- **Exercise task**: Check every line below for the word "image" and copy each one that has it.

- **Collection entries**:
## start
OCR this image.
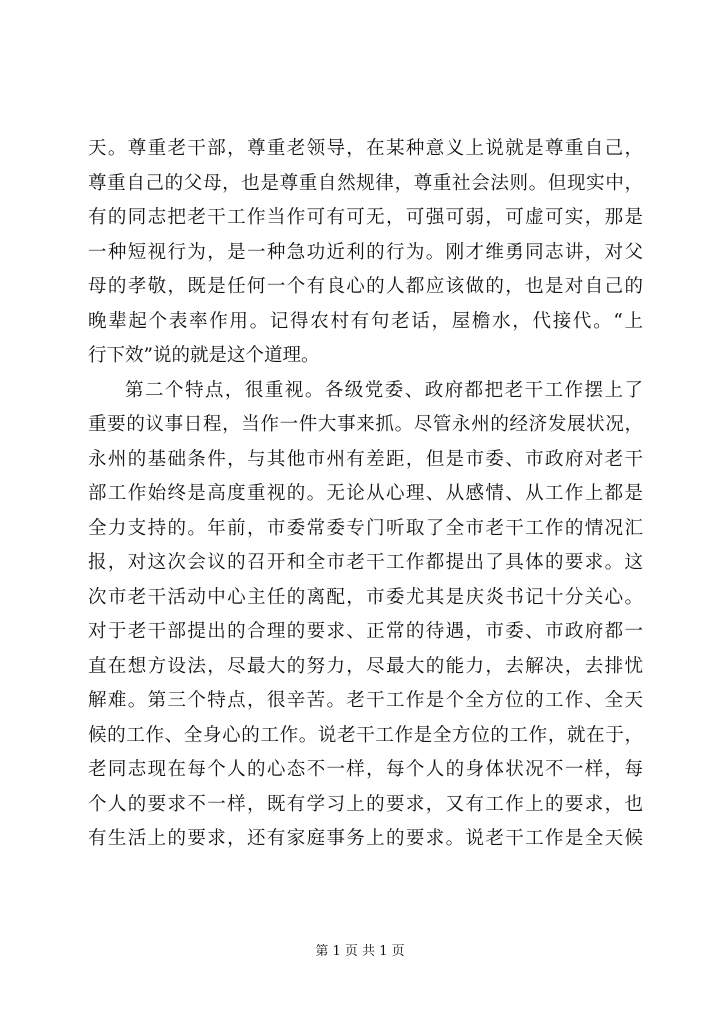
天。尊重老干部，尊重老领导，在某种意义上说就是尊重自己，
尊重自己的父母，也是尊重自然规律，尊重社会法则。但现实中，
有的同志把老干工作当作可有可无，可强可弱，可虚可实，那是
一种短视行为，是一种急功近利的行为。刚才维勇同志讲，对父
母的孝敬，既是任何一个有良心的人都应该做的，也是对自己的
晚辈起个表率作用。记得农村有句老话，屋檐水，代接代。“上
行下效”说的就是这个道理。
第二个特点，很重视。各级党委、政府都把老干工作摆上了
重要的议事日程，当作一件大事来抓。尽管永州的经济发展状况，
永州的基础条件，与其他市州有差距，但是市委、市政府对老干
部工作始终是高度重视的。无论从心理、从感情、从工作上都是
全力支持的。年前，市委常委专门听取了全市老干工作的情况汇
报，对这次会议的召开和全市老干工作都提出了具体的要求。这
次市老干活动中心主任的离配，市委尤其是庆炎书记十分关心。
对于老干部提出的合理的要求、正常的待遇，市委、市政府都一
直在想方设法，尽最大的努力，尽最大的能力，去解决，去排忧
解难。第三个特点，很辛苦。老干工作是个全方位的工作、全天
候的工作、全身心的工作。说老干工作是全方位的工作，就在于，
老同志现在每个人的心态不一样，每个人的身体状况不一样，每
个人的要求不一样，既有学习上的要求，又有工作上的要求，也
有生活上的要求，还有家庭事务上的要求。说老干工作是全天候
第 1 页 共 1 页
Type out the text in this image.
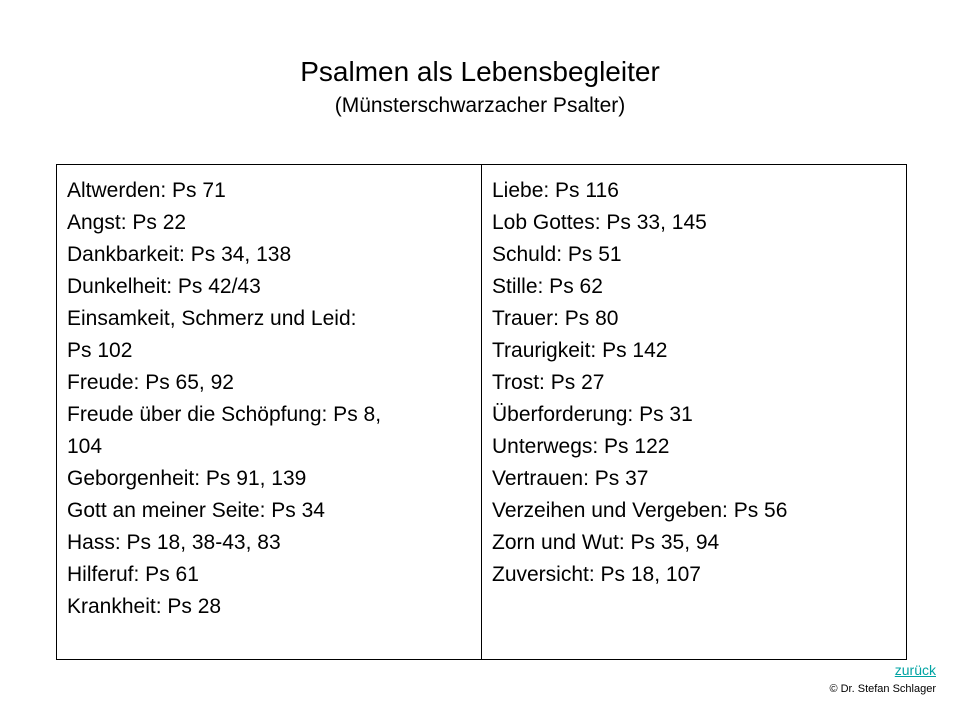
Psalmen als Lebensbegleiter
(Münsterschwarzacher Psalter)
Altwerden: Ps 71
Angst: Ps 22
Dankbarkeit: Ps 34, 138
Dunkelheit: Ps 42/43
Einsamkeit, Schmerz und Leid:
Ps 102
Freude: Ps 65, 92
Freude über die Schöpfung: Ps 8,
104
Geborgenheit: Ps 91, 139
Gott an meiner Seite: Ps 34
Hass: Ps 18, 38-43, 83
Hilferuf: Ps 61
Krankheit: Ps 28
Liebe: Ps 116
Lob Gottes: Ps 33, 145
Schuld: Ps 51
Stille: Ps 62
Trauer: Ps 80
Traurigkeit: Ps 142
Trost: Ps 27
Überforderung: Ps 31
Unterwegs: Ps 122
Vertrauen: Ps 37
Verzeihen und Vergeben: Ps 56
Zorn und Wut: Ps 35, 94
Zuversicht: Ps 18, 107
zurück
© Dr. Stefan Schlager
## end
- **Response**:
OCR this image.
Type out the text in this image.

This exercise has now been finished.